Task inputs ▸
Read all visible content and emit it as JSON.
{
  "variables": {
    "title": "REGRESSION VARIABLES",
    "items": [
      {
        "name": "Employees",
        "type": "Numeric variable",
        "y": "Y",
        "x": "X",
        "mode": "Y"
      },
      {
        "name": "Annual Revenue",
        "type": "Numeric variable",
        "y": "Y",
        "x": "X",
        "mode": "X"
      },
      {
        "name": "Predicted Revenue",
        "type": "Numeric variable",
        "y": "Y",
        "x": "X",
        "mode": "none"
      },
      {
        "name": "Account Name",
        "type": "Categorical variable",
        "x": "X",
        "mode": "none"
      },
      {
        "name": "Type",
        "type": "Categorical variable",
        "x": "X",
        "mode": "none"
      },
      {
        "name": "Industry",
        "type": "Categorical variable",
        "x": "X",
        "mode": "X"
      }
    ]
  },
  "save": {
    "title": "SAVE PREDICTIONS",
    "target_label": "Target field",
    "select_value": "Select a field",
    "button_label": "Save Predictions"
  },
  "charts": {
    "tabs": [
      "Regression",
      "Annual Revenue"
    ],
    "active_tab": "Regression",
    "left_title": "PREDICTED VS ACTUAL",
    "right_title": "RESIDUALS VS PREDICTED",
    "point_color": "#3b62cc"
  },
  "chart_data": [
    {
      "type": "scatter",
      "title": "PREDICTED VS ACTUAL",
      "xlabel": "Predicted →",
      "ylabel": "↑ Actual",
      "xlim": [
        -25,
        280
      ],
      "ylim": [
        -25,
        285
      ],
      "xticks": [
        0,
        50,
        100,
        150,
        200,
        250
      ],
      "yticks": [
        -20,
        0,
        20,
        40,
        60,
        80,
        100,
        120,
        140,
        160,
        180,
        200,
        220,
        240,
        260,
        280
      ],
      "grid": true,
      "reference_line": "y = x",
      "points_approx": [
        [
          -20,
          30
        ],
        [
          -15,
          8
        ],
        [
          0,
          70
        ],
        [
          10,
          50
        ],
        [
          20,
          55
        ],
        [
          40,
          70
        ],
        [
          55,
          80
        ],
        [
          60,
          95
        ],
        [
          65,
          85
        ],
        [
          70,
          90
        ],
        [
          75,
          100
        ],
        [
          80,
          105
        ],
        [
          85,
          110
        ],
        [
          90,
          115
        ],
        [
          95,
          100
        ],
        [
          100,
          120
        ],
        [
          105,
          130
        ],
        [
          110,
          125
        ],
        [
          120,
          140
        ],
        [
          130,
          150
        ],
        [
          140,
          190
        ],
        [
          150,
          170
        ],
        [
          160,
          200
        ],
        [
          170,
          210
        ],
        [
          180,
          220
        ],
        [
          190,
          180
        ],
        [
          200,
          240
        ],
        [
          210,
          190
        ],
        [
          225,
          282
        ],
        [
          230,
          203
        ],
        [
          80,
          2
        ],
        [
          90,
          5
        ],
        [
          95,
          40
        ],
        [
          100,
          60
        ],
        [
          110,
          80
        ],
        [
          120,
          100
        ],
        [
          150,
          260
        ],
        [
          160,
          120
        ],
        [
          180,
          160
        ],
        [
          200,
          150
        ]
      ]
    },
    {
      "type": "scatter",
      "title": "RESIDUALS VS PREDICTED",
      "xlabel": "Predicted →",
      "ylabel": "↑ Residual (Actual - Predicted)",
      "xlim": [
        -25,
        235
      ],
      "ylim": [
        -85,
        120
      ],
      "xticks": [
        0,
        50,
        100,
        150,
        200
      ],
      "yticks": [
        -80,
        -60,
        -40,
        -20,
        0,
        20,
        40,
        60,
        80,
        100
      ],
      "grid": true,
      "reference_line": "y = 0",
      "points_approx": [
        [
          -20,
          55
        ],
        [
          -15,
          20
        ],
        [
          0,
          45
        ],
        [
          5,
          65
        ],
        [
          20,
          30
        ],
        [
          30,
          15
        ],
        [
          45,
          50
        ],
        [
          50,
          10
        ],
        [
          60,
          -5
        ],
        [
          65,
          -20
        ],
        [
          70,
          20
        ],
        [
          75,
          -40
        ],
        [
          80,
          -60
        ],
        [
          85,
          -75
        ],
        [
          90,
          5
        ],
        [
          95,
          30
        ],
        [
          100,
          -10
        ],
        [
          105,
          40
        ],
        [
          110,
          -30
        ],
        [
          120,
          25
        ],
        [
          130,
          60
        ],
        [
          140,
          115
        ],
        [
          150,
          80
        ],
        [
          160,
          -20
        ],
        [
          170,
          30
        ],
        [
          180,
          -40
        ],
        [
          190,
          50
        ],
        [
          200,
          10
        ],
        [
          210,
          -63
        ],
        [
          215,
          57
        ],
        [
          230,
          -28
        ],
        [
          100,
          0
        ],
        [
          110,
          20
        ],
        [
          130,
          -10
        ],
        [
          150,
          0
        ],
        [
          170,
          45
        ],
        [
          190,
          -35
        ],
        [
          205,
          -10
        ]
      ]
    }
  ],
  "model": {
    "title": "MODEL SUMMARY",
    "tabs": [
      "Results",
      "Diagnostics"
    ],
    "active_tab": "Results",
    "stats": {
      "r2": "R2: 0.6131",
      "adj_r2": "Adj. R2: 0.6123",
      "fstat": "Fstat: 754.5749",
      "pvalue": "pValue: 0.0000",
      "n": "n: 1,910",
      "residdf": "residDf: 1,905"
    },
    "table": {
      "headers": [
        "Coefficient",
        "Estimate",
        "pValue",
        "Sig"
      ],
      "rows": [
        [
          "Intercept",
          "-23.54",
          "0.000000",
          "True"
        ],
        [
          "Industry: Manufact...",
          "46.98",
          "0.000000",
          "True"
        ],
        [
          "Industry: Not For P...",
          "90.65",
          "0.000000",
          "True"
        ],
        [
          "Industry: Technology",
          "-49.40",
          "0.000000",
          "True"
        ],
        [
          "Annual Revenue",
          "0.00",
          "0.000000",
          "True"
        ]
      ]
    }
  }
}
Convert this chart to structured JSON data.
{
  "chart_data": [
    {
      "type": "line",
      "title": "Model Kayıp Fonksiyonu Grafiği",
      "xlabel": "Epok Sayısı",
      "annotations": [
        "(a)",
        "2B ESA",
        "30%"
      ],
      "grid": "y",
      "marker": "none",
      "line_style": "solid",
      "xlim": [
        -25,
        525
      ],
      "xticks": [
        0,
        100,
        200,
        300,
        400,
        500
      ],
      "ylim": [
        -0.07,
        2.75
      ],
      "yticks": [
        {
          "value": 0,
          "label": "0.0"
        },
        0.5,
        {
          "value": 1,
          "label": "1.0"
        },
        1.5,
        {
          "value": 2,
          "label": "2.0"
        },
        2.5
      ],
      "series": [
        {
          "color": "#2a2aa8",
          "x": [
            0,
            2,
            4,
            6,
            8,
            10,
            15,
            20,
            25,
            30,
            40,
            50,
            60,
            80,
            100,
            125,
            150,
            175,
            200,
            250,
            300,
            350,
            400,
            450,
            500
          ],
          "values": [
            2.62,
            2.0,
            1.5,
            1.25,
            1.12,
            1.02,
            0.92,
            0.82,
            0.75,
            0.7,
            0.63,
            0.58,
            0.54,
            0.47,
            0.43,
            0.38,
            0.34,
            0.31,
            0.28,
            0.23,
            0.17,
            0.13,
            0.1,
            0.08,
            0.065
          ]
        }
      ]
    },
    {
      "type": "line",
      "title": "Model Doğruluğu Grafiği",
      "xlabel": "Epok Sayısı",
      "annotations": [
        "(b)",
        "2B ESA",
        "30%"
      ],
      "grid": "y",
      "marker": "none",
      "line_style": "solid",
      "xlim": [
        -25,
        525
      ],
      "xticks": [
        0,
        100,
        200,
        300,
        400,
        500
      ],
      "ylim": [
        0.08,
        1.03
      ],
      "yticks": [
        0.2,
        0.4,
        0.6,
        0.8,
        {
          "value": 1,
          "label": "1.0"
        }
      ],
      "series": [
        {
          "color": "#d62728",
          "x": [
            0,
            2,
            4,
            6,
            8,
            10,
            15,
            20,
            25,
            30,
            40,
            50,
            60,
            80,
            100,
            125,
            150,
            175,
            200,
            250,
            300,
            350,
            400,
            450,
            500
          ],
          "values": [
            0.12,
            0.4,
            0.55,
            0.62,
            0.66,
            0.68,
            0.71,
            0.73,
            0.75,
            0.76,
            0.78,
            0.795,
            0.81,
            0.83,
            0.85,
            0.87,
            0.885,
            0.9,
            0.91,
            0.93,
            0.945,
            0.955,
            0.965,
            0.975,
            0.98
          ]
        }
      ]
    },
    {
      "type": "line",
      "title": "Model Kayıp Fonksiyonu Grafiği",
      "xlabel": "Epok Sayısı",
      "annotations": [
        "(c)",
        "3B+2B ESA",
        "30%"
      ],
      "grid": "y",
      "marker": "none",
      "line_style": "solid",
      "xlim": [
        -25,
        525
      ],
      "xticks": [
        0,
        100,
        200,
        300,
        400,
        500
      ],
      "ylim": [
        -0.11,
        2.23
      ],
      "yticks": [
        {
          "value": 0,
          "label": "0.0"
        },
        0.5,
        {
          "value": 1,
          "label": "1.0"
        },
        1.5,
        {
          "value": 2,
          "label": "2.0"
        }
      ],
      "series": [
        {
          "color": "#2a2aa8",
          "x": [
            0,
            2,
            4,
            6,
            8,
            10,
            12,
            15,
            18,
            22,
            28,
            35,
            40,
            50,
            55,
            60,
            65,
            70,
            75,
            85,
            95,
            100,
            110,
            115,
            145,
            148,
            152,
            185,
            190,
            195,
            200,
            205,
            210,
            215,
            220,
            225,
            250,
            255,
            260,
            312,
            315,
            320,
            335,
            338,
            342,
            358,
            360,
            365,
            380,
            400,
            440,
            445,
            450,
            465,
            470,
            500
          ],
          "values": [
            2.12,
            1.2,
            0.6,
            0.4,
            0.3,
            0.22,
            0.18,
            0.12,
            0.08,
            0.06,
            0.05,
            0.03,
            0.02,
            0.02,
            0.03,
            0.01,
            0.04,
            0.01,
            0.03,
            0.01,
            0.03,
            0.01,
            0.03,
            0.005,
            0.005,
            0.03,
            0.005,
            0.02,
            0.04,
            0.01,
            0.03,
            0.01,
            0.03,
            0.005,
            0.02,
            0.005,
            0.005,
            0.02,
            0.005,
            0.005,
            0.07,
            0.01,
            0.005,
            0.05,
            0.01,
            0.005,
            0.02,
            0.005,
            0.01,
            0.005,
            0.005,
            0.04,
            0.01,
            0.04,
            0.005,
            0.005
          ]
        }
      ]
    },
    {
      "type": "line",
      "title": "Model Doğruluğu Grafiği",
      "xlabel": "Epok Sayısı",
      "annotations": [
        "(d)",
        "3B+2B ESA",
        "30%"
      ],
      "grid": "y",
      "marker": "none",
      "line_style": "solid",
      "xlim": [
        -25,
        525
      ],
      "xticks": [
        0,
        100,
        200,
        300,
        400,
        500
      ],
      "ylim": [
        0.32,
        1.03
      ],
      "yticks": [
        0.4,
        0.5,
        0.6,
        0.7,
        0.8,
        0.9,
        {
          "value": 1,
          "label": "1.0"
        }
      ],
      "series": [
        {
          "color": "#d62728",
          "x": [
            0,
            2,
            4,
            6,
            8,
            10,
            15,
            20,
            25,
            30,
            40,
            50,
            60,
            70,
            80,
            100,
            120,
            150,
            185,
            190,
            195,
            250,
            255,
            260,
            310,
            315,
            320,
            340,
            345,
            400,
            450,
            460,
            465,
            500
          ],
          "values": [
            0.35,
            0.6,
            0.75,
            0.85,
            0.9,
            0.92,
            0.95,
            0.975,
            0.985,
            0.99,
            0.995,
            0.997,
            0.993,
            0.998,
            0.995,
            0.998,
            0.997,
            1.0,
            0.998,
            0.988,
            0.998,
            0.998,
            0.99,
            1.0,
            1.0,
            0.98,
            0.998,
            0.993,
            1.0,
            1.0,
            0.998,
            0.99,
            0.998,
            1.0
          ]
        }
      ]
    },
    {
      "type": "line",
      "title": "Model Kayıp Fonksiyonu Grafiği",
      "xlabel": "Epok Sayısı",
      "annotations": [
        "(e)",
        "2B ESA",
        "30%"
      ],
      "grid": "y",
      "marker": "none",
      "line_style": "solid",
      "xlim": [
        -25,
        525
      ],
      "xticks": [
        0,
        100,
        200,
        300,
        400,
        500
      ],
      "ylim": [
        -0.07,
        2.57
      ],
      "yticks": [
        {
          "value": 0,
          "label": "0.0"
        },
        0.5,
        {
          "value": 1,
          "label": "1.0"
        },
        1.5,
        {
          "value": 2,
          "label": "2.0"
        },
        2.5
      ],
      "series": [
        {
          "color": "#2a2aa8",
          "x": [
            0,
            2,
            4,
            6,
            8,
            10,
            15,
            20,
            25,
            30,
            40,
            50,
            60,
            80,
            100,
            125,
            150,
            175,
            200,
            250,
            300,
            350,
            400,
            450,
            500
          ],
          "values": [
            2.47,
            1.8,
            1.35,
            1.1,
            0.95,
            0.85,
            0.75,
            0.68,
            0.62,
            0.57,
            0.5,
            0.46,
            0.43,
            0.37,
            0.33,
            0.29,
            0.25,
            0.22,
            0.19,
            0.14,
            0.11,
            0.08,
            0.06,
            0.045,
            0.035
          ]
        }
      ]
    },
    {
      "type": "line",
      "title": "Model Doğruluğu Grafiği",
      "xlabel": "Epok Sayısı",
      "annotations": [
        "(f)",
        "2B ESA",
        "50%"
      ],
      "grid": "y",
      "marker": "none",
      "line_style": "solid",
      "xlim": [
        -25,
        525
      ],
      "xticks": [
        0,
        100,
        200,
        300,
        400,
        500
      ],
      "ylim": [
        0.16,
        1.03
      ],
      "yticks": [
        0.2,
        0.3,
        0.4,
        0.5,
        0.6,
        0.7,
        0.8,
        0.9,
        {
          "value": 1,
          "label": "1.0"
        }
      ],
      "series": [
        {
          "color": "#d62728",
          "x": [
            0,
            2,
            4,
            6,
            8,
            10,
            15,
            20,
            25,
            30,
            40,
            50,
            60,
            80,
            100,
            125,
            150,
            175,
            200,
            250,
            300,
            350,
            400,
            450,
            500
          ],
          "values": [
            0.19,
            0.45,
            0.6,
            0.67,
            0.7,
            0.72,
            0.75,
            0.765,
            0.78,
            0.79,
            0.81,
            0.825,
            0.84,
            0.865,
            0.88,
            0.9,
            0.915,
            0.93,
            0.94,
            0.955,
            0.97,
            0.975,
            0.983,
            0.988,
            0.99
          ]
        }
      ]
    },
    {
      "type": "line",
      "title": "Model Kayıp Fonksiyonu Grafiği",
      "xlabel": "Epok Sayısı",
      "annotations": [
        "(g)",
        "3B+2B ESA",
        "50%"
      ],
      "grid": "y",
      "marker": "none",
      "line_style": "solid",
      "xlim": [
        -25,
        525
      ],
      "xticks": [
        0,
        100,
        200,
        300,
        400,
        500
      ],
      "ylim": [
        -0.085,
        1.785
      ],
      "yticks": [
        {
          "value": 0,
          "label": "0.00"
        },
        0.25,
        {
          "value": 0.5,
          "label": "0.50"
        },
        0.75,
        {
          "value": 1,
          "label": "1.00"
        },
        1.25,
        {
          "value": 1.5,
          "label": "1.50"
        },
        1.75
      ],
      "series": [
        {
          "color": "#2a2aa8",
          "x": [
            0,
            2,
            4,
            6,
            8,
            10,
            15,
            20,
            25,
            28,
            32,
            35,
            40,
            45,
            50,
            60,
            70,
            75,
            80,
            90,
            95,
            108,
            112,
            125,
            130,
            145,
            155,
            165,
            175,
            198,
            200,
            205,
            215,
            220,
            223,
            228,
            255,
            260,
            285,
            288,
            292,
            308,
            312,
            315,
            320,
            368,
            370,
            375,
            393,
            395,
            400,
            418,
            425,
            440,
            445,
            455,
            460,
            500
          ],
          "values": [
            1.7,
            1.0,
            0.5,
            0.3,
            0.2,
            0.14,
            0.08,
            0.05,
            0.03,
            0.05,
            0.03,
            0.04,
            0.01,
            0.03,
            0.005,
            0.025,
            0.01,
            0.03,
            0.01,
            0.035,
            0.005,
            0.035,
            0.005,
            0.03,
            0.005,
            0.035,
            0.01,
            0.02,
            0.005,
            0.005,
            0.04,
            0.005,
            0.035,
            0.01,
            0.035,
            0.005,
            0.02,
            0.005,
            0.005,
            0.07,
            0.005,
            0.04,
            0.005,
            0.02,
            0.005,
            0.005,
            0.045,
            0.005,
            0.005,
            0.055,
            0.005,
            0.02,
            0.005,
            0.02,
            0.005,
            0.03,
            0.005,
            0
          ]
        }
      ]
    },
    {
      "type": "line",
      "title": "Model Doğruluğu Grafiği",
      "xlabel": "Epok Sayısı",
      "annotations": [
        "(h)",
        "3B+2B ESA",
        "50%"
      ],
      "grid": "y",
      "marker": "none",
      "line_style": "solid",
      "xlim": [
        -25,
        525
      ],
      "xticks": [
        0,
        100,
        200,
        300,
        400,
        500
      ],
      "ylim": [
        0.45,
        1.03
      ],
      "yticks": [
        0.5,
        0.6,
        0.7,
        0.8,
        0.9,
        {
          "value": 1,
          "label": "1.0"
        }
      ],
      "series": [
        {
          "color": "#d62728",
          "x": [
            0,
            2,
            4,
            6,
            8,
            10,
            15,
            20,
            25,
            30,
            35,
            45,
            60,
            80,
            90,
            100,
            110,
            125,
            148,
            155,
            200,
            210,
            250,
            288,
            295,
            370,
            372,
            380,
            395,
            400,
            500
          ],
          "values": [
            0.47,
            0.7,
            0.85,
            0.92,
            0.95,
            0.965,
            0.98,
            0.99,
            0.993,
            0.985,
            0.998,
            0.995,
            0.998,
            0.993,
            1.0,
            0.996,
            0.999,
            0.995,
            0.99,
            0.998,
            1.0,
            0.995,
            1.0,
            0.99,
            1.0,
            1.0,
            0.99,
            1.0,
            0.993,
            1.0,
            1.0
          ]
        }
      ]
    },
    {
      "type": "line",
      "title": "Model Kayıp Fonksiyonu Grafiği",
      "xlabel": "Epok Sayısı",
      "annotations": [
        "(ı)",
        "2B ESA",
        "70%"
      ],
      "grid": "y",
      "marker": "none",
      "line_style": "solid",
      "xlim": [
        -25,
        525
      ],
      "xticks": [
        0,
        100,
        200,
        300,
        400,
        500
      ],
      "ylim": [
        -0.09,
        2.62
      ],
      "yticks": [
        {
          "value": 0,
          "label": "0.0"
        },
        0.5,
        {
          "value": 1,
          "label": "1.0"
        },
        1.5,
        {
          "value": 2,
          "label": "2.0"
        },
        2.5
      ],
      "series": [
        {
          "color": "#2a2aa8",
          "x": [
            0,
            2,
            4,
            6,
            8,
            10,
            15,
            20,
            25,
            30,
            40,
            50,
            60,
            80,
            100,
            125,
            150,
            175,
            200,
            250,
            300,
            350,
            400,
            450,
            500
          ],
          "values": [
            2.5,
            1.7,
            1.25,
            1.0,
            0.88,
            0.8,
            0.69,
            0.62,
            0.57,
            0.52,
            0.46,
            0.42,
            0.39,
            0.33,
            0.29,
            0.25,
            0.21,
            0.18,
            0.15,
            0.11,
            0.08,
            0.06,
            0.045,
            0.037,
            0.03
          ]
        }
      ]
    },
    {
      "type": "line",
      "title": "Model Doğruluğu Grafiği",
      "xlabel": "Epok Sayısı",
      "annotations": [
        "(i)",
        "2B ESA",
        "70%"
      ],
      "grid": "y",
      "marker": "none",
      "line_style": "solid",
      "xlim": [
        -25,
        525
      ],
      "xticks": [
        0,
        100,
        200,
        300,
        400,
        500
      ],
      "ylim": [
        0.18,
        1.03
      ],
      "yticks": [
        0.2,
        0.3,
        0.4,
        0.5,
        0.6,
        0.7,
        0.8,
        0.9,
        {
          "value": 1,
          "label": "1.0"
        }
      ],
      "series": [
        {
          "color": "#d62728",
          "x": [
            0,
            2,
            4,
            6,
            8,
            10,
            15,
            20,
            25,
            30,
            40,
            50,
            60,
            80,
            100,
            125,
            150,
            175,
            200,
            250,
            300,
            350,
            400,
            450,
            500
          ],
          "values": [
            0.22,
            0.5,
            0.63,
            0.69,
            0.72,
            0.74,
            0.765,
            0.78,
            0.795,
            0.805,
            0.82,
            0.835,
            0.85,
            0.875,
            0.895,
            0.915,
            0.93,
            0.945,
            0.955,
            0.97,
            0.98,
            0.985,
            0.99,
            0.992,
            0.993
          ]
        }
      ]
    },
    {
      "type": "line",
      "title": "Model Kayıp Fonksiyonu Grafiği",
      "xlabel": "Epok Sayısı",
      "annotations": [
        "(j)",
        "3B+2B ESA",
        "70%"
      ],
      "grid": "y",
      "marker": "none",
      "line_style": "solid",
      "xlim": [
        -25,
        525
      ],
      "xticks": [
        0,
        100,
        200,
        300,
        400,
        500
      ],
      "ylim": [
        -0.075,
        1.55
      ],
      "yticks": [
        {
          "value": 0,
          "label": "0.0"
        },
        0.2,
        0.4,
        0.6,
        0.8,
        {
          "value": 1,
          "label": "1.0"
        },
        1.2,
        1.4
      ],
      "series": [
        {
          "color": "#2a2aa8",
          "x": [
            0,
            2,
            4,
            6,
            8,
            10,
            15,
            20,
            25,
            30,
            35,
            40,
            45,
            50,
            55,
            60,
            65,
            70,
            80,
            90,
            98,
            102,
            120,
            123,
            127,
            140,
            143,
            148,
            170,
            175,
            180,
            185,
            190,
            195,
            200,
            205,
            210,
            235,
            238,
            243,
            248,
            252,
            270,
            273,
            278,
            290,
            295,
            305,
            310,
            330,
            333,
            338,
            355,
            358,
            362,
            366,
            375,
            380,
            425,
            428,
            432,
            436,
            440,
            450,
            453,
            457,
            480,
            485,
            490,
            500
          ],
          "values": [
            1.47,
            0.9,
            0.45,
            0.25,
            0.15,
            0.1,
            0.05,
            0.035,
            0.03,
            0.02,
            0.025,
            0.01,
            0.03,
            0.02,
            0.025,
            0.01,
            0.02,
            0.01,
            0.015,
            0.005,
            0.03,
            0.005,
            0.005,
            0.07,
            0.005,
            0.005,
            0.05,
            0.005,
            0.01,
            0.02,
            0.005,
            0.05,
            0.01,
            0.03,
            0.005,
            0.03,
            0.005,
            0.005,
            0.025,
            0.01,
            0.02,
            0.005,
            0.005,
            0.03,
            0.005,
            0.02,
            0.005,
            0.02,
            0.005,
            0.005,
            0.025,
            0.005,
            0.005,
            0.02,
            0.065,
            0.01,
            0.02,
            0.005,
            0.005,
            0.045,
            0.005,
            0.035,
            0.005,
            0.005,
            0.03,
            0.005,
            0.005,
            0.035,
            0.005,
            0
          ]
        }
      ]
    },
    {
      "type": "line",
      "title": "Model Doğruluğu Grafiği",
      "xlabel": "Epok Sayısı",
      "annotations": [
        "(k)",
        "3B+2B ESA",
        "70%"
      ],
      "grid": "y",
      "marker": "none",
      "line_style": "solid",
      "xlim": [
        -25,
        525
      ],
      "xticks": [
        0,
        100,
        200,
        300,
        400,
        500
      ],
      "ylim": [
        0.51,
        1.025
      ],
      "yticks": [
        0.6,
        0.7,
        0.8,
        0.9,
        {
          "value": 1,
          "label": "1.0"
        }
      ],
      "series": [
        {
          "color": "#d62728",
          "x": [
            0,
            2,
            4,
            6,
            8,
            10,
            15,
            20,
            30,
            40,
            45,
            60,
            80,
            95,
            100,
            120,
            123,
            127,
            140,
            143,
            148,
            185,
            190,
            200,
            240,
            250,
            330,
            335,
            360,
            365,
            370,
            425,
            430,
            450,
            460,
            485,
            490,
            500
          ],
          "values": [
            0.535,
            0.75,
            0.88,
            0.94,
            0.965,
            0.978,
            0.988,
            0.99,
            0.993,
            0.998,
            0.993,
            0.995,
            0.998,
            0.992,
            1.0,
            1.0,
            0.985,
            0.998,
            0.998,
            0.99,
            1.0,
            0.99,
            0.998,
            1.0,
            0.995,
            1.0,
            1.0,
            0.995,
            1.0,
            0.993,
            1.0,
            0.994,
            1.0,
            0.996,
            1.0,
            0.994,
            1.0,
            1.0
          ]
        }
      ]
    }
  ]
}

What the task requires ▸
Where a line in the material contains "field", copy that line.

Completed exercise ▸
    "target_label": "Target field",
    "select_value": "Select a field",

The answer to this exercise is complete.